● Request:
Retype all of the data. Every line must match exactly.

Dataset items:
** Begin **
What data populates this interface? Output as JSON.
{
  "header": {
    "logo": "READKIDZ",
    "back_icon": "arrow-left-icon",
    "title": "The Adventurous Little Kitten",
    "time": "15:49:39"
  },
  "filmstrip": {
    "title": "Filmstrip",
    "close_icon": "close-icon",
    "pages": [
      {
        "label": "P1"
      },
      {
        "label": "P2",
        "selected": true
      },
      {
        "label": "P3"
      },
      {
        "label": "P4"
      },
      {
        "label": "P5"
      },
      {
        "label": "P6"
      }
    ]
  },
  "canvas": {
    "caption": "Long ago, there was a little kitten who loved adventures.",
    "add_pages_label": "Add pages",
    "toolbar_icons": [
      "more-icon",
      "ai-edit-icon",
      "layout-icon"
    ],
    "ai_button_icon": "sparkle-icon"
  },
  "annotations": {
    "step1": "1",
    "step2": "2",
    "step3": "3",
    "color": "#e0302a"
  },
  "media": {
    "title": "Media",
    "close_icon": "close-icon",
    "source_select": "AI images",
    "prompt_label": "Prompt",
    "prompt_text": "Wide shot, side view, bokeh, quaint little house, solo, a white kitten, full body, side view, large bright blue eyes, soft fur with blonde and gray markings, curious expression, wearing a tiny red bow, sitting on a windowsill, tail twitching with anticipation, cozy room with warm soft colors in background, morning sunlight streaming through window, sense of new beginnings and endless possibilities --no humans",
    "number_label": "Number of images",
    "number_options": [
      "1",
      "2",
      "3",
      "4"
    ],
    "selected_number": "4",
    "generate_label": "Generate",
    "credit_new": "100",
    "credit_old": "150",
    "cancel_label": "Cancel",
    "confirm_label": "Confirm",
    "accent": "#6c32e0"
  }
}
** End **
● The output:
What data populates this interface? Output as JSON.
{
  "header": {
    "logo": "READKIDZ",
    "back_icon": "arrow-left-icon",
    "title": "The Adventurous Little Kitten",
    "time": "15:49:39"
  },
  "filmstrip": {
    "title": "Filmstrip",
    "close_icon": "close-icon",
    "pages": [
      {
        "label": "P1"
      },
      {
        "label": "P2",
        "selected": true
      },
      {
        "label": "P3"
      },
      {
        "label": "P4"
      },
      {
        "label": "P5"
      },
      {
        "label": "P6"
      }
    ]
  },
  "canvas": {
    "caption": "Long ago, there was a little kitten who loved adventures.",
    "add_pages_label": "Add pages",
    "toolbar_icons": [
      "more-icon",
      "ai-edit-icon",
      "layout-icon"
    ],
    "ai_button_icon": "sparkle-icon"
  },
  "annotations": {
    "step1": "1",
    "step2": "2",
    "step3": "3",
    "color": "#e0302a"
  },
  "media": {
    "title": "Media",
    "close_icon": "close-icon",
    "source_select": "AI images",
    "prompt_label": "Prompt",
    "prompt_text": "Wide shot, side view, bokeh, quaint little house, solo, a white kitten, full body, side view, large bright blue eyes, soft fur with blonde and gray markings, curious expression, wearing a tiny red bow, sitting on a windowsill, tail twitching with anticipation, cozy room with warm soft colors in background, morning sunlight streaming through window, sense of new beginnings and endless possibilities --no humans",
    "number_label": "Number of images",
    "number_options": [
      "1",
      "2",
      "3",
      "4"
    ],
    "selected_number": "4",
    "generate_label": "Generate",
    "credit_new": "100",
    "credit_old": "150",
    "cancel_label": "Cancel",
    "confirm_label": "Confirm",
    "accent": "#6c32e0"
  }
}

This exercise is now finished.